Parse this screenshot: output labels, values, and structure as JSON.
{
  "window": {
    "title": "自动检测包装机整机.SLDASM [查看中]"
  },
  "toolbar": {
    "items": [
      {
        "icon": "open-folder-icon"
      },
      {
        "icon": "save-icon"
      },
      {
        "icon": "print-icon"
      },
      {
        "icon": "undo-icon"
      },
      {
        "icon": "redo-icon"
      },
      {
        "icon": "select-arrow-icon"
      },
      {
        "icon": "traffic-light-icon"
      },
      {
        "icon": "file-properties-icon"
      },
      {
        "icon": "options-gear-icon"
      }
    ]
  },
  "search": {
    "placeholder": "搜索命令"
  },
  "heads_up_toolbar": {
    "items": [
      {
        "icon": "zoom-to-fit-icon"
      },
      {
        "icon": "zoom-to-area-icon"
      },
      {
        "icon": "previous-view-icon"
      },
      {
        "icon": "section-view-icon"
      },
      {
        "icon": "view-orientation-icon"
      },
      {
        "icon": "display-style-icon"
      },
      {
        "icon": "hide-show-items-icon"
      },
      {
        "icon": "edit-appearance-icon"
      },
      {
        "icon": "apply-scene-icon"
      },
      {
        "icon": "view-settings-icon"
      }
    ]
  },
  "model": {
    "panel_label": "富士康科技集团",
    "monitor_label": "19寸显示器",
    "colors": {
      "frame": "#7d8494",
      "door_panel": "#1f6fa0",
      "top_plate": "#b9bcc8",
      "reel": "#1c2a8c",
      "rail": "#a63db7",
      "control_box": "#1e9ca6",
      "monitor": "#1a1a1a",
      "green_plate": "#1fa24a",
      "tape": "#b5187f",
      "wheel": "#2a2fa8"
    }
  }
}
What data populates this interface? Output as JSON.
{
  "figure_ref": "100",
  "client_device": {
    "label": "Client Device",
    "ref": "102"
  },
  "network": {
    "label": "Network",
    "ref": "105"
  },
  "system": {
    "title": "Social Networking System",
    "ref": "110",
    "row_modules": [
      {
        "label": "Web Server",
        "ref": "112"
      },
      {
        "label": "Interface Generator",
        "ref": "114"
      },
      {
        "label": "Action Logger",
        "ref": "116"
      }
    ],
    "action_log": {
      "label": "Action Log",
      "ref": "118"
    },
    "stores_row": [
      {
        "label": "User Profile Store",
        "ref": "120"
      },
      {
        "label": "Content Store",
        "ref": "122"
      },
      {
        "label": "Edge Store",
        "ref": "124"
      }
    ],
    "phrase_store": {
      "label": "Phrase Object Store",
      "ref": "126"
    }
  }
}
────────
WORK TO BE COMPLETED: Restate every line of the data word for word.

ANSWER BELOW:
Parse this screenshot: output labels, values, and structure as JSON.
{
  "window": {
    "title": "自动检测包装机整机.SLDASM [查看中]"
  },
  "toolbar": {
    "items": [
      {
        "icon": "open-folder-icon"
      },
      {
        "icon": "save-icon"
      },
      {
        "icon": "print-icon"
      },
      {
        "icon": "undo-icon"
      },
      {
        "icon": "redo-icon"
      },
      {
        "icon": "select-arrow-icon"
      },
      {
        "icon": "traffic-light-icon"
      },
      {
        "icon": "file-properties-icon"
      },
      {
        "icon": "options-gear-icon"
      }
    ]
  },
  "search": {
    "placeholder": "搜索命令"
  },
  "heads_up_toolbar": {
    "items": [
      {
        "icon": "zoom-to-fit-icon"
      },
      {
        "icon": "zoom-to-area-icon"
      },
      {
        "icon": "previous-view-icon"
      },
      {
        "icon": "section-view-icon"
      },
      {
        "icon": "view-orientation-icon"
      },
      {
        "icon": "display-style-icon"
      },
      {
        "icon": "hide-show-items-icon"
      },
      {
        "icon": "edit-appearance-icon"
      },
      {
        "icon": "apply-scene-icon"
      },
      {
        "icon": "view-settings-icon"
      }
    ]
  },
  "model": {
    "panel_label": "富士康科技集团",
    "monitor_label": "19寸显示器",
    "colors": {
      "frame": "#7d8494",
      "door_panel": "#1f6fa0",
      "top_plate": "#b9bcc8",
      "reel": "#1c2a8c",
      "rail": "#a63db7",
      "control_box": "#1e9ca6",
      "monitor": "#1a1a1a",
      "green_plate": "#1fa24a",
      "tape": "#b5187f",
      "wheel": "#2a2fa8"
    }
  }
}
What data populates this interface? Output as JSON.
{
  "figure_ref": "100",
  "client_device": {
    "label": "Client Device",
    "ref": "102"
  },
  "network": {
    "label": "Network",
    "ref": "105"
  },
  "system": {
    "title": "Social Networking System",
    "ref": "110",
    "row_modules": [
      {
        "label": "Web Server",
        "ref": "112"
      },
      {
        "label": "Interface Generator",
        "ref": "114"
      },
      {
        "label": "Action Logger",
        "ref": "116"
      }
    ],
    "action_log": {
      "label": "Action Log",
      "ref": "118"
    },
    "stores_row": [
      {
        "label": "User Profile Store",
        "ref": "120"
      },
      {
        "label": "Content Store",
        "ref": "122"
      },
      {
        "label": "Edge Store",
        "ref": "124"
      }
    ],
    "phrase_store": {
      "label": "Phrase Object Store",
      "ref": "126"
    }
  }
}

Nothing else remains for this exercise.